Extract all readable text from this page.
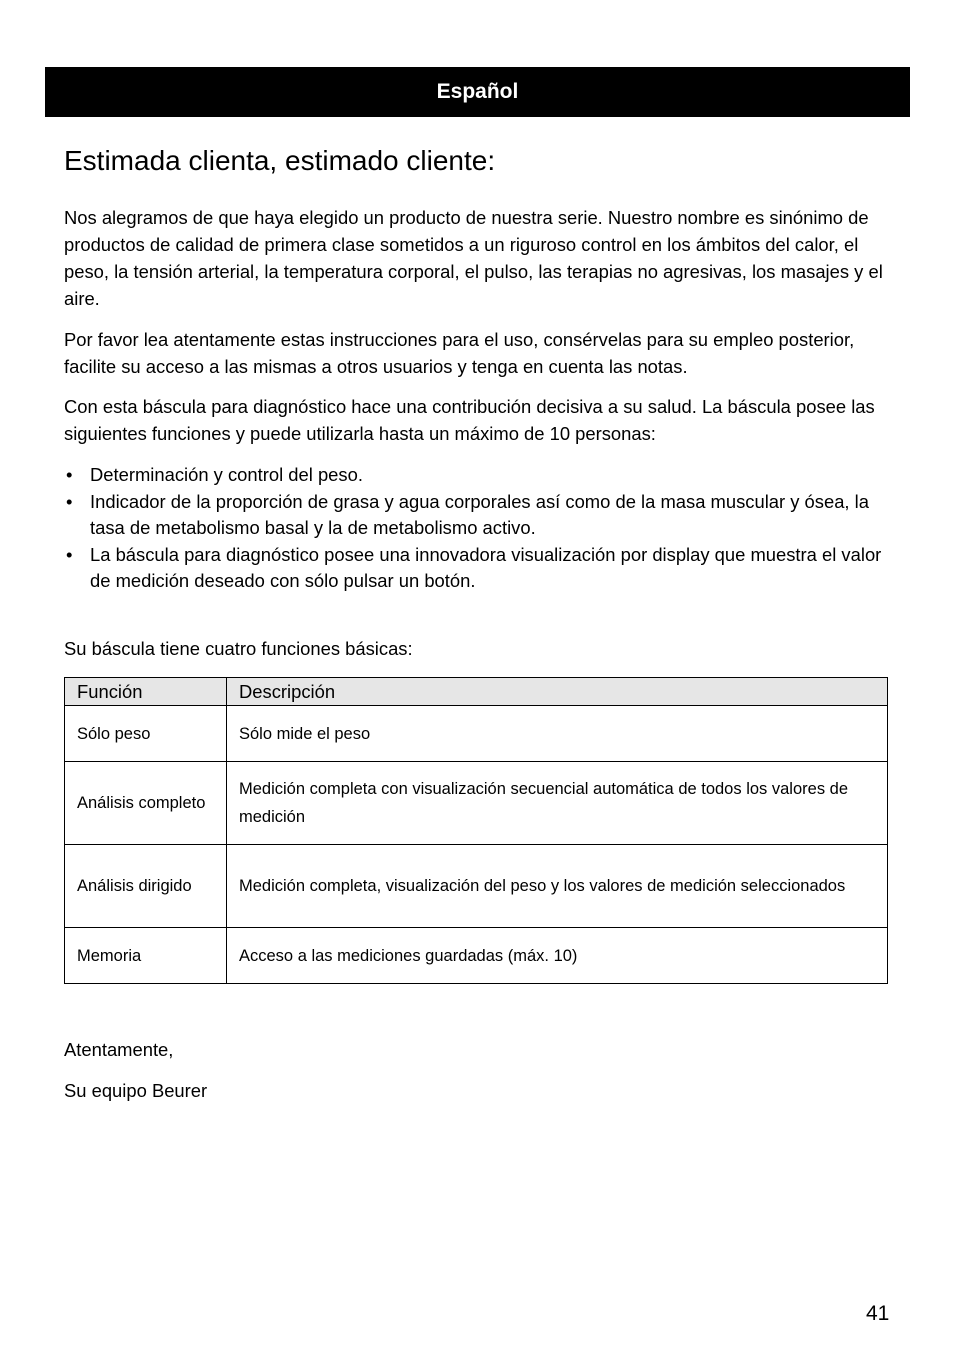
Español
Estimada clienta, estimado cliente:

Nos alegramos de que haya elegido un producto de nuestra serie. Nuestro nombre es sinónimo de productos de calidad de primera clase sometidos a un riguroso control en los ámbitos del calor, el peso, la tensión arterial, la temperatura corporal, el pulso, las terapias no agresivas, los masajes y el aire.

Por favor lea atentamente estas instrucciones para el uso, consérvelas para su empleo posterior, facilite su acceso a las mismas a otros usuarios y tenga en cuenta las notas.

Con esta báscula para diagnóstico hace una contribución decisiva a su salud. La báscula posee las siguientes funciones y puede utilizarla hasta un máximo de 10 personas:

• Determinación y control del peso.
• Indicador de la proporción de grasa y agua corporales así como de la masa muscular y ósea, la tasa de metabolismo basal y la de metabolismo activo.
• La báscula para diagnóstico posee una innovadora visualización por display que muestra el valor de medición deseado con sólo pulsar un botón.

Su báscula tiene cuatro funciones básicas:

Función	Descripción
Sólo peso	Sólo mide el peso
Análisis completo	Medición completa con visualización secuencial automática de todos los valores de medición
Análisis dirigido	Medición completa, visualización del peso y los valores de medición seleccionados
Memoria	Acceso a las mediciones guardadas (máx. 10)

Atentamente,

Su equipo Beurer

41
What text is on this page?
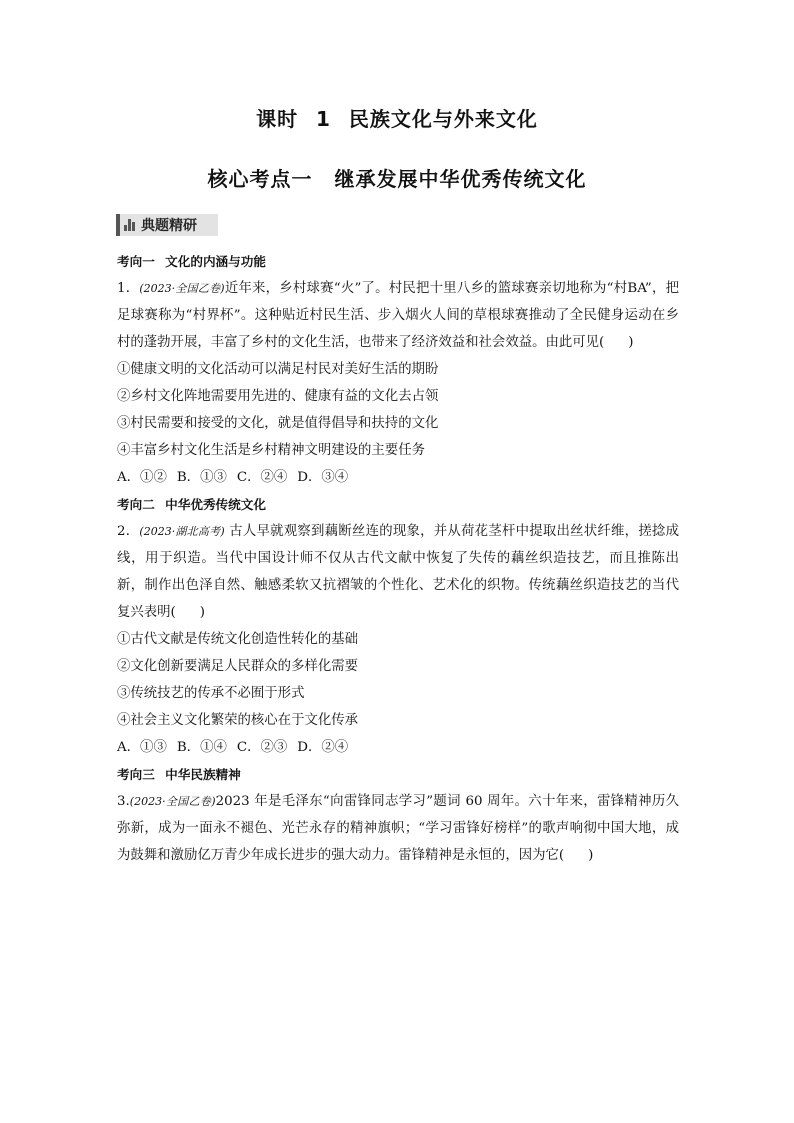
课时 1 民族文化与外来文化
核心考点一 继承发展中华优秀传统文化
典题精研

考向一 文化的内涵与功能

1．(2023·全国乙卷)近年来，乡村球赛“火”了。村民把十里八乡的篮球赛亲切地称为“村BA”，把足球赛称为“村界杯”。这种贴近村民生活、步入烟火人间的草根球赛推动了全民健身运动在乡村的蓬勃开展，丰富了乡村的文化生活，也带来了经济效益和社会效益。由此可见( )

①健康文明的文化活动可以满足村民对美好生活的期盼

②乡村文化阵地需要用先进的、健康有益的文化去占领

③村民需要和接受的文化，就是值得倡导和扶持的文化

④丰富乡村文化生活是乡村精神文明建设的主要任务

A．①② B．①③ C．②④ D．③④

考向二 中华优秀传统文化

2．(2023·湖北高考) 古人早就观察到藕断丝连的现象，并从荷花茎杆中提取出丝状纤维，搓捻成线，用于织造。当代中国设计师不仅从古代文献中恢复了失传的藕丝织造技艺，而且推陈出新，制作出色泽自然、触感柔软又抗褶皱的个性化、艺术化的织物。传统藕丝织造技艺的当代复兴表明( )

①古代文献是传统文化创造性转化的基础

②文化创新要满足人民群众的多样化需要

③传统技艺的传承不必囿于形式

④社会主义文化繁荣的核心在于文化传承

A．①③ B．①④ C．②③ D．②④

考向三 中华民族精神

3.(2023·全国乙卷)2023 年是毛泽东“向雷锋同志学习”题词 60 周年。六十年来，雷锋精神历久弥新，成为一面永不褪色、光芒永存的精神旗帜；“学习雷锋好榜样”的歌声响彻中国大地，成为鼓舞和激励亿万青少年成长进步的强大动力。雷锋精神是永恒的，因为它( )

--- DIRECTIONS FOR THIS TASK ---
Among the entries above, how many lines hold the string "text"? Give the number by itself.

--- RESULT OF THE EXERCISE ---
2